= To be done =
Return every entry exactly as written.

= Record set =
==================================================

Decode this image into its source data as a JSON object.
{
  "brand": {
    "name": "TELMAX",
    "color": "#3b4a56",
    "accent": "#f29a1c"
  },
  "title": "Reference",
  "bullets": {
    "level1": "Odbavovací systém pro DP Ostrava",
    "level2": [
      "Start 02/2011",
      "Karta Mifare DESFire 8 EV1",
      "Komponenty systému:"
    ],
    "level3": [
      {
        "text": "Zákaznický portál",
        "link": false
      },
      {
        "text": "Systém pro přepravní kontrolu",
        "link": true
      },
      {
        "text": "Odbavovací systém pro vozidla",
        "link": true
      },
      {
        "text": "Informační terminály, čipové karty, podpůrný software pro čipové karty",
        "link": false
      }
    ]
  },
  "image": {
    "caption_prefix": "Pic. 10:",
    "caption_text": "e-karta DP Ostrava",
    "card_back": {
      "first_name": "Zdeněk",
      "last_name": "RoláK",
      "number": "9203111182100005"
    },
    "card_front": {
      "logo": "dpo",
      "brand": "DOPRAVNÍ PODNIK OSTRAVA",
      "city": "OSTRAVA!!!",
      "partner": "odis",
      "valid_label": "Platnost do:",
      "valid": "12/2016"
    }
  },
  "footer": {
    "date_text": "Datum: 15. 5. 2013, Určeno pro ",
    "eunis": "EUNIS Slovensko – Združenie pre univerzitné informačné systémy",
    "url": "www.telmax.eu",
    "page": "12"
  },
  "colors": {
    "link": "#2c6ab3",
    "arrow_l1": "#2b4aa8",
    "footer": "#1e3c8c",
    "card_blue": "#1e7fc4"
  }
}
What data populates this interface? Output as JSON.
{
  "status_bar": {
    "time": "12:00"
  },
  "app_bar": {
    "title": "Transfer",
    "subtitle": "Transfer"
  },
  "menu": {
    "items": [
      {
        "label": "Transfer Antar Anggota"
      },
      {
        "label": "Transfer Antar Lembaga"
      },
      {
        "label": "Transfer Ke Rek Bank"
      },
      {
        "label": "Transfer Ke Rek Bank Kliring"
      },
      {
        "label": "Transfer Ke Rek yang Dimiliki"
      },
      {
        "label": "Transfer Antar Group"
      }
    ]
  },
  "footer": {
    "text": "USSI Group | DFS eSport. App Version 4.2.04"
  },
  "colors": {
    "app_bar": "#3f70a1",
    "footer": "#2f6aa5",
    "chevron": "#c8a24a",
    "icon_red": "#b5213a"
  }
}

==================================================

= Right answer =
Decode this image into its source data as a JSON object.
{
  "brand": {
    "name": "TELMAX",
    "color": "#3b4a56",
    "accent": "#f29a1c"
  },
  "title": "Reference",
  "bullets": {
    "level1": "Odbavovací systém pro DP Ostrava",
    "level2": [
      "Start 02/2011",
      "Karta Mifare DESFire 8 EV1",
      "Komponenty systému:"
    ],
    "level3": [
      {
        "text": "Zákaznický portál",
        "link": false
      },
      {
        "text": "Systém pro přepravní kontrolu",
        "link": true
      },
      {
        "text": "Odbavovací systém pro vozidla",
        "link": true
      },
      {
        "text": "Informační terminály, čipové karty, podpůrný software pro čipové karty",
        "link": false
      }
    ]
  },
  "image": {
    "caption_prefix": "Pic. 10:",
    "caption_text": "e-karta DP Ostrava",
    "card_back": {
      "first_name": "Zdeněk",
      "last_name": "RoláK",
      "number": "9203111182100005"
    },
    "card_front": {
      "logo": "dpo",
      "brand": "DOPRAVNÍ PODNIK OSTRAVA",
      "city": "OSTRAVA!!!",
      "partner": "odis",
      "valid_label": "Platnost do:",
      "valid": "12/2016"
    }
  },
  "footer": {
    "date_text": "Datum: 15. 5. 2013, Určeno pro ",
    "eunis": "EUNIS Slovensko – Združenie pre univerzitné informačné systémy",
    "url": "www.telmax.eu",
    "page": "12"
  },
  "colors": {
    "link": "#2c6ab3",
    "arrow_l1": "#2b4aa8",
    "footer": "#1e3c8c",
    "card_blue": "#1e7fc4"
  }
}
What data populates this interface? Output as JSON.
{
  "status_bar": {
    "time": "12:00"
  },
  "app_bar": {
    "title": "Transfer",
    "subtitle": "Transfer"
  },
  "menu": {
    "items": [
      {
        "label": "Transfer Antar Anggota"
      },
      {
        "label": "Transfer Antar Lembaga"
      },
      {
        "label": "Transfer Ke Rek Bank"
      },
      {
        "label": "Transfer Ke Rek Bank Kliring"
      },
      {
        "label": "Transfer Ke Rek yang Dimiliki"
      },
      {
        "label": "Transfer Antar Group"
      }
    ]
  },
  "footer": {
    "text": "USSI Group | DFS eSport. App Version 4.2.04"
  },
  "colors": {
    "app_bar": "#3f70a1",
    "footer": "#2f6aa5",
    "chevron": "#c8a24a",
    "icon_red": "#b5213a"
  }
}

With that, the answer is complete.